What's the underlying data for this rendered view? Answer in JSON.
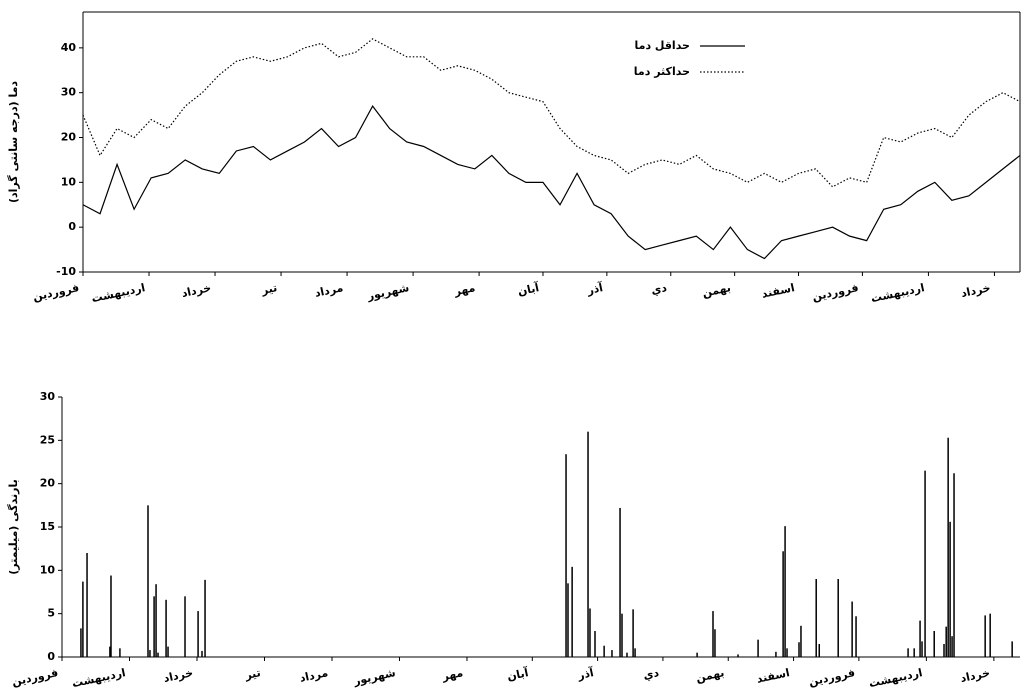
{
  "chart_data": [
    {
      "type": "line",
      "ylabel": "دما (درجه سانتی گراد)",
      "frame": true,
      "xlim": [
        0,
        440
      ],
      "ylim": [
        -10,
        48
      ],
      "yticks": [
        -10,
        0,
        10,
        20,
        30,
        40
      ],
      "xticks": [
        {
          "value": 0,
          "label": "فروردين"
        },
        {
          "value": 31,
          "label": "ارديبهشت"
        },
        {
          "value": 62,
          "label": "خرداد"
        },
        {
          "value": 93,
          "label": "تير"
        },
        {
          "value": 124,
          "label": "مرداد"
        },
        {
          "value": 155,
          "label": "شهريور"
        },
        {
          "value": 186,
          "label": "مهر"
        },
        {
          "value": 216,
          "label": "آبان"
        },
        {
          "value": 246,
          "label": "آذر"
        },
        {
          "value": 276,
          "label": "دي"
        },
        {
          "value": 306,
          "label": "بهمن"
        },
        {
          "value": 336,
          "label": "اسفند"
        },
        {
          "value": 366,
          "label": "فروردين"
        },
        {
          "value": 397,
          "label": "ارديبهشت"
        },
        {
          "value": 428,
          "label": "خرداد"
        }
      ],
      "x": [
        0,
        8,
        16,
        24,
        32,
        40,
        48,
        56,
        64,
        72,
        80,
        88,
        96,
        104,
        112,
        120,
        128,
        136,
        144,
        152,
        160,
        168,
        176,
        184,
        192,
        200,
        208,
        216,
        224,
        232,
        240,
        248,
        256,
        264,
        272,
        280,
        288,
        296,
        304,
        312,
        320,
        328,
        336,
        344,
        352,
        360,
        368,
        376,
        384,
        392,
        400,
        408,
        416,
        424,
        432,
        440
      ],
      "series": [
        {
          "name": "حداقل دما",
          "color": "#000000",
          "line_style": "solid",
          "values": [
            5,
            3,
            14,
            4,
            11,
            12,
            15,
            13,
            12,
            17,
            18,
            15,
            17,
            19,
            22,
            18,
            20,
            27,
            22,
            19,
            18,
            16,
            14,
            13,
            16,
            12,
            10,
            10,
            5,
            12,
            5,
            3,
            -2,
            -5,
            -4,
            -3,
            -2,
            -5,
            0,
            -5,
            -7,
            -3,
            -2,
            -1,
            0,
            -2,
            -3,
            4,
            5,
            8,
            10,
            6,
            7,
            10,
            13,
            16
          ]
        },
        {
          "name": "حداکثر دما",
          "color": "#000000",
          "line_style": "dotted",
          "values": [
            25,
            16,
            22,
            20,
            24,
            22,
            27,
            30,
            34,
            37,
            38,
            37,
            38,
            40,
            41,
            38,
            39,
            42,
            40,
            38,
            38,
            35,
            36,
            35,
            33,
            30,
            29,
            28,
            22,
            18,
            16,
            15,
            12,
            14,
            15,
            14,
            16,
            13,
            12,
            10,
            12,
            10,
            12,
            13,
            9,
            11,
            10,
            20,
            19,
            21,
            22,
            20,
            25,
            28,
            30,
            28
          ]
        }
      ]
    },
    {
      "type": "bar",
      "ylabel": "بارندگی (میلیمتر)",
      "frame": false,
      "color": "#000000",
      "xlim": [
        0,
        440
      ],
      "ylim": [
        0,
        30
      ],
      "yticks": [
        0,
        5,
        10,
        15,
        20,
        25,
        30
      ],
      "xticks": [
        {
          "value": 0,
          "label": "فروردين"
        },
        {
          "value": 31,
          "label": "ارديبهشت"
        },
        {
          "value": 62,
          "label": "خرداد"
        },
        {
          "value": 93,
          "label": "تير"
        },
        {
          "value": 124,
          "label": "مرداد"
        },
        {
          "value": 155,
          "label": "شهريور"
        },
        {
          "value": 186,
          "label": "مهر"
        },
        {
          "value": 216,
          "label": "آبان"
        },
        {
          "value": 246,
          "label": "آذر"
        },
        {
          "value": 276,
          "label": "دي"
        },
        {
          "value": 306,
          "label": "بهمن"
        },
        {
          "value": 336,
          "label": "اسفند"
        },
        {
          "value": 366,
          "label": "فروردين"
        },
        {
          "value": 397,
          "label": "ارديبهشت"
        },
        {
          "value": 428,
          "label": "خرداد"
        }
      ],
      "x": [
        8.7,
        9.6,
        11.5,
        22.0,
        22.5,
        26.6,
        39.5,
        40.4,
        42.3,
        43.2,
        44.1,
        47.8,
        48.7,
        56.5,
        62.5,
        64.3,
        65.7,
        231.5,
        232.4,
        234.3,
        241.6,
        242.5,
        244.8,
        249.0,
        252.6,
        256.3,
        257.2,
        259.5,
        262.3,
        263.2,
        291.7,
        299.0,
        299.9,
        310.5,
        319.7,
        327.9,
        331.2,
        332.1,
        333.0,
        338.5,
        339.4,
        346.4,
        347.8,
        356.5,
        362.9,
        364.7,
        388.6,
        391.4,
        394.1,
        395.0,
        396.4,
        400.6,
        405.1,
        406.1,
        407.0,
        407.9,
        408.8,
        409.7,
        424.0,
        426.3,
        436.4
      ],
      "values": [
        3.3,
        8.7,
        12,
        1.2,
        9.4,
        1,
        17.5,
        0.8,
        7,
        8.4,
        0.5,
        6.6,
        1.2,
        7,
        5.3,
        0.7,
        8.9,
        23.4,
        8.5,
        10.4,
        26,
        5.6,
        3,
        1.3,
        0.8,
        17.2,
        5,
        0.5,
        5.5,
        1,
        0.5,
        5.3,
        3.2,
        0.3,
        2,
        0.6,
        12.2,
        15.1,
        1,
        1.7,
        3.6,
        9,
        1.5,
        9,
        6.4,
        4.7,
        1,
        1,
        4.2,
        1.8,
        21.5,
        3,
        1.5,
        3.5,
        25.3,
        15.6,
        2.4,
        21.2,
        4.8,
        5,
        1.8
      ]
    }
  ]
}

☆ ☆ ☆ ☆ ☆ ☆ ☆

EXERCISE GOAL —
Take the listing above and print it exactly, apart from the pictures.

OUTPUT OF THE TASK —
What's the underlying data for this rendered view? Answer in JSON.
{
  "chart_data": [
    {
      "type": "line",
      "ylabel": "دما (درجه سانتی گراد)",
      "frame": true,
      "xlim": [
        0,
        440
      ],
      "ylim": [
        -10,
        48
      ],
      "yticks": [
        -10,
        0,
        10,
        20,
        30,
        40
      ],
      "xticks": [
        {
          "value": 0,
          "label": "فروردين"
        },
        {
          "value": 31,
          "label": "ارديبهشت"
        },
        {
          "value": 62,
          "label": "خرداد"
        },
        {
          "value": 93,
          "label": "تير"
        },
        {
          "value": 124,
          "label": "مرداد"
        },
        {
          "value": 155,
          "label": "شهريور"
        },
        {
          "value": 186,
          "label": "مهر"
        },
        {
          "value": 216,
          "label": "آبان"
        },
        {
          "value": 246,
          "label": "آذر"
        },
        {
          "value": 276,
          "label": "دي"
        },
        {
          "value": 306,
          "label": "بهمن"
        },
        {
          "value": 336,
          "label": "اسفند"
        },
        {
          "value": 366,
          "label": "فروردين"
        },
        {
          "value": 397,
          "label": "ارديبهشت"
        },
        {
          "value": 428,
          "label": "خرداد"
        }
      ],
      "x": [
        0,
        8,
        16,
        24,
        32,
        40,
        48,
        56,
        64,
        72,
        80,
        88,
        96,
        104,
        112,
        120,
        128,
        136,
        144,
        152,
        160,
        168,
        176,
        184,
        192,
        200,
        208,
        216,
        224,
        232,
        240,
        248,
        256,
        264,
        272,
        280,
        288,
        296,
        304,
        312,
        320,
        328,
        336,
        344,
        352,
        360,
        368,
        376,
        384,
        392,
        400,
        408,
        416,
        424,
        432,
        440
      ],
      "series": [
        {
          "name": "حداقل دما",
          "color": "#000000",
          "line_style": "solid",
          "values": [
            5,
            3,
            14,
            4,
            11,
            12,
            15,
            13,
            12,
            17,
            18,
            15,
            17,
            19,
            22,
            18,
            20,
            27,
            22,
            19,
            18,
            16,
            14,
            13,
            16,
            12,
            10,
            10,
            5,
            12,
            5,
            3,
            -2,
            -5,
            -4,
            -3,
            -2,
            -5,
            0,
            -5,
            -7,
            -3,
            -2,
            -1,
            0,
            -2,
            -3,
            4,
            5,
            8,
            10,
            6,
            7,
            10,
            13,
            16
          ]
        },
        {
          "name": "حداکثر دما",
          "color": "#000000",
          "line_style": "dotted",
          "values": [
            25,
            16,
            22,
            20,
            24,
            22,
            27,
            30,
            34,
            37,
            38,
            37,
            38,
            40,
            41,
            38,
            39,
            42,
            40,
            38,
            38,
            35,
            36,
            35,
            33,
            30,
            29,
            28,
            22,
            18,
            16,
            15,
            12,
            14,
            15,
            14,
            16,
            13,
            12,
            10,
            12,
            10,
            12,
            13,
            9,
            11,
            10,
            20,
            19,
            21,
            22,
            20,
            25,
            28,
            30,
            28
          ]
        }
      ]
    },
    {
      "type": "bar",
      "ylabel": "بارندگی (میلیمتر)",
      "frame": false,
      "color": "#000000",
      "xlim": [
        0,
        440
      ],
      "ylim": [
        0,
        30
      ],
      "yticks": [
        0,
        5,
        10,
        15,
        20,
        25,
        30
      ],
      "xticks": [
        {
          "value": 0,
          "label": "فروردين"
        },
        {
          "value": 31,
          "label": "ارديبهشت"
        },
        {
          "value": 62,
          "label": "خرداد"
        },
        {
          "value": 93,
          "label": "تير"
        },
        {
          "value": 124,
          "label": "مرداد"
        },
        {
          "value": 155,
          "label": "شهريور"
        },
        {
          "value": 186,
          "label": "مهر"
        },
        {
          "value": 216,
          "label": "آبان"
        },
        {
          "value": 246,
          "label": "آذر"
        },
        {
          "value": 276,
          "label": "دي"
        },
        {
          "value": 306,
          "label": "بهمن"
        },
        {
          "value": 336,
          "label": "اسفند"
        },
        {
          "value": 366,
          "label": "فروردين"
        },
        {
          "value": 397,
          "label": "ارديبهشت"
        },
        {
          "value": 428,
          "label": "خرداد"
        }
      ],
      "x": [
        8.7,
        9.6,
        11.5,
        22.0,
        22.5,
        26.6,
        39.5,
        40.4,
        42.3,
        43.2,
        44.1,
        47.8,
        48.7,
        56.5,
        62.5,
        64.3,
        65.7,
        231.5,
        232.4,
        234.3,
        241.6,
        242.5,
        244.8,
        249.0,
        252.6,
        256.3,
        257.2,
        259.5,
        262.3,
        263.2,
        291.7,
        299.0,
        299.9,
        310.5,
        319.7,
        327.9,
        331.2,
        332.1,
        333.0,
        338.5,
        339.4,
        346.4,
        347.8,
        356.5,
        362.9,
        364.7,
        388.6,
        391.4,
        394.1,
        395.0,
        396.4,
        400.6,
        405.1,
        406.1,
        407.0,
        407.9,
        408.8,
        409.7,
        424.0,
        426.3,
        436.4
      ],
      "values": [
        3.3,
        8.7,
        12,
        1.2,
        9.4,
        1,
        17.5,
        0.8,
        7,
        8.4,
        0.5,
        6.6,
        1.2,
        7,
        5.3,
        0.7,
        8.9,
        23.4,
        8.5,
        10.4,
        26,
        5.6,
        3,
        1.3,
        0.8,
        17.2,
        5,
        0.5,
        5.5,
        1,
        0.5,
        5.3,
        3.2,
        0.3,
        2,
        0.6,
        12.2,
        15.1,
        1,
        1.7,
        3.6,
        9,
        1.5,
        9,
        6.4,
        4.7,
        1,
        1,
        4.2,
        1.8,
        21.5,
        3,
        1.5,
        3.5,
        25.3,
        15.6,
        2.4,
        21.2,
        4.8,
        5,
        1.8
      ]
    }
  ]
}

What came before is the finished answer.